#### Supplied material ####

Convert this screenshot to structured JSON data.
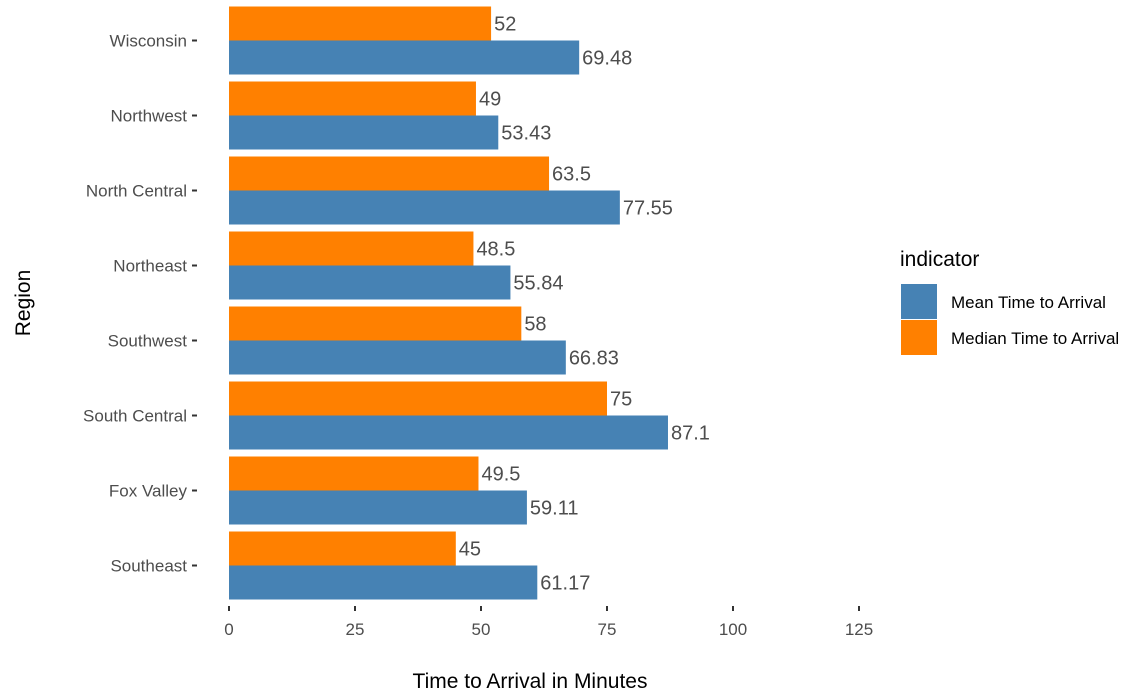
{
  "chart_data": {
    "type": "bar",
    "orientation": "horizontal",
    "categories": [
      "Wisconsin",
      "Northwest",
      "North Central",
      "Northeast",
      "Southwest",
      "South Central",
      "Fox Valley",
      "Southeast"
    ],
    "series": [
      {
        "name": "Median Time to Arrival",
        "color": "#ff8000",
        "values": [
          52,
          49,
          63.5,
          48.5,
          58,
          75,
          49.5,
          45
        ],
        "labels": [
          "52",
          "49",
          "63.5",
          "48.5",
          "58",
          "75",
          "49.5",
          "45"
        ]
      },
      {
        "name": "Mean Time to Arrival",
        "color": "#4682b4",
        "values": [
          69.48,
          53.43,
          77.55,
          55.84,
          66.83,
          87.1,
          59.11,
          61.17
        ],
        "labels": [
          "69.48",
          "53.43",
          "77.55",
          "55.84",
          "66.83",
          "87.1",
          "59.11",
          "61.17"
        ]
      }
    ],
    "xlabel": "Time to Arrival in Minutes",
    "ylabel": "Region",
    "xlim": [
      0,
      125
    ],
    "xticks": [
      0,
      25,
      50,
      75,
      100,
      125
    ],
    "xtick_labels": [
      "0",
      "25",
      "50",
      "75",
      "100",
      "125"
    ],
    "grid": false,
    "legend": {
      "title": "indicator",
      "placement": "right",
      "entries": [
        {
          "label": "Mean Time to Arrival",
          "color": "#4682b4"
        },
        {
          "label": "Median Time to Arrival",
          "color": "#ff8000"
        }
      ]
    }
  }
}
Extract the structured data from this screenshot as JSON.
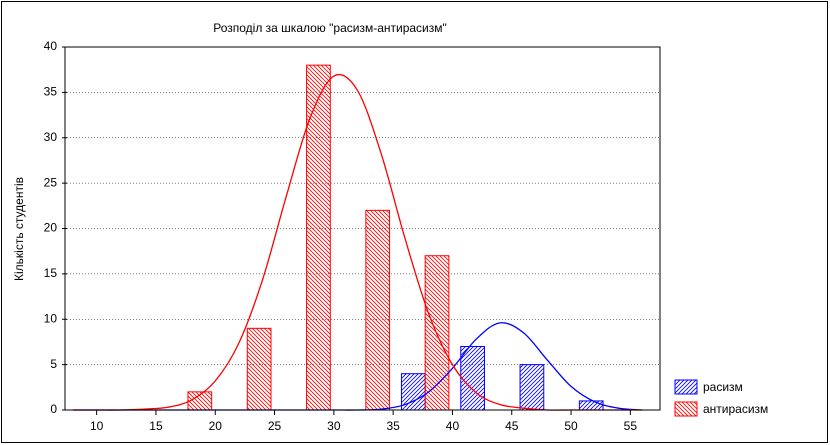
{
  "chart_data": {
    "type": "bar",
    "title": "Розподіл за шкалою \"расизм-антирасизм\"",
    "y_label": "Кількість студентів",
    "xlim": [
      7.5,
      57.5
    ],
    "xticks": [
      10,
      15,
      20,
      25,
      30,
      35,
      40,
      45,
      50,
      55
    ],
    "ylim": [
      0,
      40
    ],
    "yticks": [
      0,
      5,
      10,
      15,
      20,
      25,
      30,
      35,
      40
    ],
    "grid": true,
    "legend": "bottom-right",
    "series": [
      {
        "name": "расизм",
        "color": "#0000ff",
        "x": [
          36.7,
          41.7,
          46.7,
          51.7
        ],
        "values": [
          4,
          7,
          5,
          1
        ]
      },
      {
        "name": "антирасизм",
        "color": "#ff0000",
        "x": [
          18.7,
          23.7,
          28.7,
          33.7,
          38.7
        ],
        "values": [
          2,
          9,
          38,
          22,
          17
        ]
      }
    ],
    "curve_x": [
      8,
      10,
      12,
      14,
      16,
      18,
      20,
      22,
      24,
      26,
      28,
      30,
      32,
      34,
      36,
      38,
      40,
      42,
      44,
      46,
      48,
      50,
      52,
      54,
      56
    ],
    "curves": [
      {
        "color": "#0000ff",
        "values": [
          0,
          0,
          0,
          0,
          0,
          0,
          0,
          0,
          0,
          0,
          0,
          0,
          0,
          0.1,
          0.6,
          2.0,
          4.6,
          7.8,
          9.6,
          8.5,
          5.5,
          2.6,
          0.9,
          0.2,
          0
        ]
      },
      {
        "color": "#ff0000",
        "values": [
          0,
          0,
          0,
          0.1,
          0.3,
          1.1,
          3.2,
          7.4,
          14.4,
          23.6,
          32.2,
          36.8,
          35.2,
          28.2,
          18.9,
          10.6,
          5.0,
          1.9,
          0.6,
          0.2,
          0,
          0,
          0,
          0,
          0
        ]
      }
    ]
  }
}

####

- [What the task asks] Your task is to reproduce all of the material exactly. The pictures stay out.

- [Answer to this task]
Convert this screenshot to structured JSON data.
{
  "chart_data": {
    "type": "bar",
    "orientation": "horizontal",
    "categories": [
      "Wisconsin",
      "Northwest",
      "North Central",
      "Northeast",
      "Southwest",
      "South Central",
      "Fox Valley",
      "Southeast"
    ],
    "series": [
      {
        "name": "Median Time to Arrival",
        "color": "#ff8000",
        "values": [
          52,
          49,
          63.5,
          48.5,
          58,
          75,
          49.5,
          45
        ],
        "labels": [
          "52",
          "49",
          "63.5",
          "48.5",
          "58",
          "75",
          "49.5",
          "45"
        ]
      },
      {
        "name": "Mean Time to Arrival",
        "color": "#4682b4",
        "values": [
          69.48,
          53.43,
          77.55,
          55.84,
          66.83,
          87.1,
          59.11,
          61.17
        ],
        "labels": [
          "69.48",
          "53.43",
          "77.55",
          "55.84",
          "66.83",
          "87.1",
          "59.11",
          "61.17"
        ]
      }
    ],
    "xlabel": "Time to Arrival in Minutes",
    "ylabel": "Region",
    "xlim": [
      0,
      125
    ],
    "xticks": [
      0,
      25,
      50,
      75,
      100,
      125
    ],
    "xtick_labels": [
      "0",
      "25",
      "50",
      "75",
      "100",
      "125"
    ],
    "grid": false,
    "legend": {
      "title": "indicator",
      "placement": "right",
      "entries": [
        {
          "label": "Mean Time to Arrival",
          "color": "#4682b4"
        },
        {
          "label": "Median Time to Arrival",
          "color": "#ff8000"
        }
      ]
    }
  }
}
Extract the structured data from this screenshot as JSON.
{
  "chart_data": {
    "type": "bar",
    "title": "Розподіл за шкалою \"расизм-антирасизм\"",
    "y_label": "Кількість студентів",
    "xlim": [
      7.5,
      57.5
    ],
    "xticks": [
      10,
      15,
      20,
      25,
      30,
      35,
      40,
      45,
      50,
      55
    ],
    "ylim": [
      0,
      40
    ],
    "yticks": [
      0,
      5,
      10,
      15,
      20,
      25,
      30,
      35,
      40
    ],
    "grid": true,
    "legend": "bottom-right",
    "series": [
      {
        "name": "расизм",
        "color": "#0000ff",
        "x": [
          36.7,
          41.7,
          46.7,
          51.7
        ],
        "values": [
          4,
          7,
          5,
          1
        ]
      },
      {
        "name": "антирасизм",
        "color": "#ff0000",
        "x": [
          18.7,
          23.7,
          28.7,
          33.7,
          38.7
        ],
        "values": [
          2,
          9,
          38,
          22,
          17
        ]
      }
    ],
    "curve_x": [
      8,
      10,
      12,
      14,
      16,
      18,
      20,
      22,
      24,
      26,
      28,
      30,
      32,
      34,
      36,
      38,
      40,
      42,
      44,
      46,
      48,
      50,
      52,
      54,
      56
    ],
    "curves": [
      {
        "color": "#0000ff",
        "values": [
          0,
          0,
          0,
          0,
          0,
          0,
          0,
          0,
          0,
          0,
          0,
          0,
          0,
          0.1,
          0.6,
          2.0,
          4.6,
          7.8,
          9.6,
          8.5,
          5.5,
          2.6,
          0.9,
          0.2,
          0
        ]
      },
      {
        "color": "#ff0000",
        "values": [
          0,
          0,
          0,
          0.1,
          0.3,
          1.1,
          3.2,
          7.4,
          14.4,
          23.6,
          32.2,
          36.8,
          35.2,
          28.2,
          18.9,
          10.6,
          5.0,
          1.9,
          0.6,
          0.2,
          0,
          0,
          0,
          0,
          0
        ]
      }
    ]
  }
}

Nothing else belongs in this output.